Please write out the material that follows, exactly as it stands.

■ ■ ■ ■ ■

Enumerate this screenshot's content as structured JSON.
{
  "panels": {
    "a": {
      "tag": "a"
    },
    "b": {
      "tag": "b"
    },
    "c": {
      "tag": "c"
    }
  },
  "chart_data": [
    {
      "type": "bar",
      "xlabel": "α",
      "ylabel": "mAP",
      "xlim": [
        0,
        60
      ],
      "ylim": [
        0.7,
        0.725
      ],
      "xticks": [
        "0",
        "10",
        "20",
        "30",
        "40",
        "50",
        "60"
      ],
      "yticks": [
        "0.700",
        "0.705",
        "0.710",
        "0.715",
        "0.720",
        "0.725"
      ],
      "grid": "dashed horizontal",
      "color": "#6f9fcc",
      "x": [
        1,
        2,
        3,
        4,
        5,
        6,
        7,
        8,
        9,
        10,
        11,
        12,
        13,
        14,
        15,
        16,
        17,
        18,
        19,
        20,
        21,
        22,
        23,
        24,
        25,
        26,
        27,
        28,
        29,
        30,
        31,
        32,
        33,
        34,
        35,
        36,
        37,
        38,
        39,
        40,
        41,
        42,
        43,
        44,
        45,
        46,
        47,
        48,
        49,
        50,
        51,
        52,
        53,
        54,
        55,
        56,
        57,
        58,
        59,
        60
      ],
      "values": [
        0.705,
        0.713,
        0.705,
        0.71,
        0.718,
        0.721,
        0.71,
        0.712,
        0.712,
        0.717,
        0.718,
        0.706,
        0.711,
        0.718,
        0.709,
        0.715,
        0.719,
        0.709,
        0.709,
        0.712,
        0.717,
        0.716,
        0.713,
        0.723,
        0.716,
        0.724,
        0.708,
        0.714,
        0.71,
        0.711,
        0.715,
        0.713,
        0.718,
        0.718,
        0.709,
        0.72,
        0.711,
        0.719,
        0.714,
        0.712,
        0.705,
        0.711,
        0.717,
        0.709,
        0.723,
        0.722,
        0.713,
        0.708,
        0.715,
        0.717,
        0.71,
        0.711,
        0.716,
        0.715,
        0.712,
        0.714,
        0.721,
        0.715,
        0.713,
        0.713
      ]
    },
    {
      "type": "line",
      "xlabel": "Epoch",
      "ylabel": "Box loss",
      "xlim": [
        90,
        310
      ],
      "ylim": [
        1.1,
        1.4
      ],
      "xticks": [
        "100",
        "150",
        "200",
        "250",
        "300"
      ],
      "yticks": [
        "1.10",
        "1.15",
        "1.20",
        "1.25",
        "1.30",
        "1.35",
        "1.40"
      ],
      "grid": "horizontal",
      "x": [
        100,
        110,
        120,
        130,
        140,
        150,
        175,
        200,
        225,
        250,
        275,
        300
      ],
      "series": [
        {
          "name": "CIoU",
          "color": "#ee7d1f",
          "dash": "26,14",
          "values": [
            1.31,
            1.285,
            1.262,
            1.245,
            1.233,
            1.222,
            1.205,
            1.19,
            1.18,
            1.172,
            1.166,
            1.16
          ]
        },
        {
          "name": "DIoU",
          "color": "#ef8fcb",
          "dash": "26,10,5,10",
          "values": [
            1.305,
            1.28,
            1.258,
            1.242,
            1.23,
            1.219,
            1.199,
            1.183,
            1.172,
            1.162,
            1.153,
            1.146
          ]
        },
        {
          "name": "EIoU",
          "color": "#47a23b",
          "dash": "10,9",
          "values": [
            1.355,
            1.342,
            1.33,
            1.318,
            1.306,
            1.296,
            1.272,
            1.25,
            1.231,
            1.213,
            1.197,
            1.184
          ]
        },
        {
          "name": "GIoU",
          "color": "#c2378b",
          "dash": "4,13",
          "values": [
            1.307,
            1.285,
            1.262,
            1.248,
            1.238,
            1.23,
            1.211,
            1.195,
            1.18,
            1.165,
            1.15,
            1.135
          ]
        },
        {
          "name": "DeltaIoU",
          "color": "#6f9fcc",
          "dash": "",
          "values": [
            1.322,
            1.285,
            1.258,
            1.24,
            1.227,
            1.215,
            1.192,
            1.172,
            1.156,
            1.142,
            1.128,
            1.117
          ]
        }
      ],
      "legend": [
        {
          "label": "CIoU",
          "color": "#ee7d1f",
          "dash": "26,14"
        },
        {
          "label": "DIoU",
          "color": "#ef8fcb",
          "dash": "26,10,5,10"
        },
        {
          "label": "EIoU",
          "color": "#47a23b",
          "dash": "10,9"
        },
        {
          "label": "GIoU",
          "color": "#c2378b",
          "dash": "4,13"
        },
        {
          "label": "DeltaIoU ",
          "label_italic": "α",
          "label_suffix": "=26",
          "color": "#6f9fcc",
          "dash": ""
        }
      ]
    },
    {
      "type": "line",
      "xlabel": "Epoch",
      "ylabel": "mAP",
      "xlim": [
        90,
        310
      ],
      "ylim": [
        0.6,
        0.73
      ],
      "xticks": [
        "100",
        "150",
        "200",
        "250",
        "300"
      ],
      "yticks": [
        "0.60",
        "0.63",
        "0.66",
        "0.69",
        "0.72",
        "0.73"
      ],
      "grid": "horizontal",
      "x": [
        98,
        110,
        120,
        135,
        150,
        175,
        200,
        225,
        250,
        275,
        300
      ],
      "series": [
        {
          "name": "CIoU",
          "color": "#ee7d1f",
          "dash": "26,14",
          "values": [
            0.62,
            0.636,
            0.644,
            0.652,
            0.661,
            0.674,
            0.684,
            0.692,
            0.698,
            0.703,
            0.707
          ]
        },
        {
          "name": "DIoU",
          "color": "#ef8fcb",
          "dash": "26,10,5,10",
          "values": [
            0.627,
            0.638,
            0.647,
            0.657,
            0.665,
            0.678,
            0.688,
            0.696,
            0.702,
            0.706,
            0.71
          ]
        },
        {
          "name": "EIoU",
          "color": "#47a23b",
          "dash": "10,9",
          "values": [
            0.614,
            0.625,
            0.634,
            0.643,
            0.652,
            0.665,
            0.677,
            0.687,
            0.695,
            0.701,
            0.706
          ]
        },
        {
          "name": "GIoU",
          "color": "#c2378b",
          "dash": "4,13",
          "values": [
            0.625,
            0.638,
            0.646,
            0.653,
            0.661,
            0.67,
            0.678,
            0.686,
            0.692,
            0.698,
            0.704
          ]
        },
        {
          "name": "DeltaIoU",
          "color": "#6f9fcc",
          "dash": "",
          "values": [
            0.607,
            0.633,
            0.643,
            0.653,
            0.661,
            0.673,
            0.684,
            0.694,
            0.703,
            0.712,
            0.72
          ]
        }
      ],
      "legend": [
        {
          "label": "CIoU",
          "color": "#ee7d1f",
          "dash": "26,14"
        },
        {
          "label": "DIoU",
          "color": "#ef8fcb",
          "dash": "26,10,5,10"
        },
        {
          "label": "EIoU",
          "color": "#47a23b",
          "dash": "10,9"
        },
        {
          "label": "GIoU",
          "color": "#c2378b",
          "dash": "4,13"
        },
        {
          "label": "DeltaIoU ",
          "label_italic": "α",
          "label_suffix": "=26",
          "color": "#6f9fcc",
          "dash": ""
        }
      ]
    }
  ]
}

■ ■ ■ ■ ■

* **Exercise result**
Enumerate this screenshot's content as structured JSON.
{
  "panels": {
    "a": {
      "tag": "a"
    },
    "b": {
      "tag": "b"
    },
    "c": {
      "tag": "c"
    }
  },
  "chart_data": [
    {
      "type": "bar",
      "xlabel": "α",
      "ylabel": "mAP",
      "xlim": [
        0,
        60
      ],
      "ylim": [
        0.7,
        0.725
      ],
      "xticks": [
        "0",
        "10",
        "20",
        "30",
        "40",
        "50",
        "60"
      ],
      "yticks": [
        "0.700",
        "0.705",
        "0.710",
        "0.715",
        "0.720",
        "0.725"
      ],
      "grid": "dashed horizontal",
      "color": "#6f9fcc",
      "x": [
        1,
        2,
        3,
        4,
        5,
        6,
        7,
        8,
        9,
        10,
        11,
        12,
        13,
        14,
        15,
        16,
        17,
        18,
        19,
        20,
        21,
        22,
        23,
        24,
        25,
        26,
        27,
        28,
        29,
        30,
        31,
        32,
        33,
        34,
        35,
        36,
        37,
        38,
        39,
        40,
        41,
        42,
        43,
        44,
        45,
        46,
        47,
        48,
        49,
        50,
        51,
        52,
        53,
        54,
        55,
        56,
        57,
        58,
        59,
        60
      ],
      "values": [
        0.705,
        0.713,
        0.705,
        0.71,
        0.718,
        0.721,
        0.71,
        0.712,
        0.712,
        0.717,
        0.718,
        0.706,
        0.711,
        0.718,
        0.709,
        0.715,
        0.719,
        0.709,
        0.709,
        0.712,
        0.717,
        0.716,
        0.713,
        0.723,
        0.716,
        0.724,
        0.708,
        0.714,
        0.71,
        0.711,
        0.715,
        0.713,
        0.718,
        0.718,
        0.709,
        0.72,
        0.711,
        0.719,
        0.714,
        0.712,
        0.705,
        0.711,
        0.717,
        0.709,
        0.723,
        0.722,
        0.713,
        0.708,
        0.715,
        0.717,
        0.71,
        0.711,
        0.716,
        0.715,
        0.712,
        0.714,
        0.721,
        0.715,
        0.713,
        0.713
      ]
    },
    {
      "type": "line",
      "xlabel": "Epoch",
      "ylabel": "Box loss",
      "xlim": [
        90,
        310
      ],
      "ylim": [
        1.1,
        1.4
      ],
      "xticks": [
        "100",
        "150",
        "200",
        "250",
        "300"
      ],
      "yticks": [
        "1.10",
        "1.15",
        "1.20",
        "1.25",
        "1.30",
        "1.35",
        "1.40"
      ],
      "grid": "horizontal",
      "x": [
        100,
        110,
        120,
        130,
        140,
        150,
        175,
        200,
        225,
        250,
        275,
        300
      ],
      "series": [
        {
          "name": "CIoU",
          "color": "#ee7d1f",
          "dash": "26,14",
          "values": [
            1.31,
            1.285,
            1.262,
            1.245,
            1.233,
            1.222,
            1.205,
            1.19,
            1.18,
            1.172,
            1.166,
            1.16
          ]
        },
        {
          "name": "DIoU",
          "color": "#ef8fcb",
          "dash": "26,10,5,10",
          "values": [
            1.305,
            1.28,
            1.258,
            1.242,
            1.23,
            1.219,
            1.199,
            1.183,
            1.172,
            1.162,
            1.153,
            1.146
          ]
        },
        {
          "name": "EIoU",
          "color": "#47a23b",
          "dash": "10,9",
          "values": [
            1.355,
            1.342,
            1.33,
            1.318,
            1.306,
            1.296,
            1.272,
            1.25,
            1.231,
            1.213,
            1.197,
            1.184
          ]
        },
        {
          "name": "GIoU",
          "color": "#c2378b",
          "dash": "4,13",
          "values": [
            1.307,
            1.285,
            1.262,
            1.248,
            1.238,
            1.23,
            1.211,
            1.195,
            1.18,
            1.165,
            1.15,
            1.135
          ]
        },
        {
          "name": "DeltaIoU",
          "color": "#6f9fcc",
          "dash": "",
          "values": [
            1.322,
            1.285,
            1.258,
            1.24,
            1.227,
            1.215,
            1.192,
            1.172,
            1.156,
            1.142,
            1.128,
            1.117
          ]
        }
      ],
      "legend": [
        {
          "label": "CIoU",
          "color": "#ee7d1f",
          "dash": "26,14"
        },
        {
          "label": "DIoU",
          "color": "#ef8fcb",
          "dash": "26,10,5,10"
        },
        {
          "label": "EIoU",
          "color": "#47a23b",
          "dash": "10,9"
        },
        {
          "label": "GIoU",
          "color": "#c2378b",
          "dash": "4,13"
        },
        {
          "label": "DeltaIoU ",
          "label_italic": "α",
          "label_suffix": "=26",
          "color": "#6f9fcc",
          "dash": ""
        }
      ]
    },
    {
      "type": "line",
      "xlabel": "Epoch",
      "ylabel": "mAP",
      "xlim": [
        90,
        310
      ],
      "ylim": [
        0.6,
        0.73
      ],
      "xticks": [
        "100",
        "150",
        "200",
        "250",
        "300"
      ],
      "yticks": [
        "0.60",
        "0.63",
        "0.66",
        "0.69",
        "0.72",
        "0.73"
      ],
      "grid": "horizontal",
      "x": [
        98,
        110,
        120,
        135,
        150,
        175,
        200,
        225,
        250,
        275,
        300
      ],
      "series": [
        {
          "name": "CIoU",
          "color": "#ee7d1f",
          "dash": "26,14",
          "values": [
            0.62,
            0.636,
            0.644,
            0.652,
            0.661,
            0.674,
            0.684,
            0.692,
            0.698,
            0.703,
            0.707
          ]
        },
        {
          "name": "DIoU",
          "color": "#ef8fcb",
          "dash": "26,10,5,10",
          "values": [
            0.627,
            0.638,
            0.647,
            0.657,
            0.665,
            0.678,
            0.688,
            0.696,
            0.702,
            0.706,
            0.71
          ]
        },
        {
          "name": "EIoU",
          "color": "#47a23b",
          "dash": "10,9",
          "values": [
            0.614,
            0.625,
            0.634,
            0.643,
            0.652,
            0.665,
            0.677,
            0.687,
            0.695,
            0.701,
            0.706
          ]
        },
        {
          "name": "GIoU",
          "color": "#c2378b",
          "dash": "4,13",
          "values": [
            0.625,
            0.638,
            0.646,
            0.653,
            0.661,
            0.67,
            0.678,
            0.686,
            0.692,
            0.698,
            0.704
          ]
        },
        {
          "name": "DeltaIoU",
          "color": "#6f9fcc",
          "dash": "",
          "values": [
            0.607,
            0.633,
            0.643,
            0.653,
            0.661,
            0.673,
            0.684,
            0.694,
            0.703,
            0.712,
            0.72
          ]
        }
      ],
      "legend": [
        {
          "label": "CIoU",
          "color": "#ee7d1f",
          "dash": "26,14"
        },
        {
          "label": "DIoU",
          "color": "#ef8fcb",
          "dash": "26,10,5,10"
        },
        {
          "label": "EIoU",
          "color": "#47a23b",
          "dash": "10,9"
        },
        {
          "label": "GIoU",
          "color": "#c2378b",
          "dash": "4,13"
        },
        {
          "label": "DeltaIoU ",
          "label_italic": "α",
          "label_suffix": "=26",
          "color": "#6f9fcc",
          "dash": ""
        }
      ]
    }
  ]
}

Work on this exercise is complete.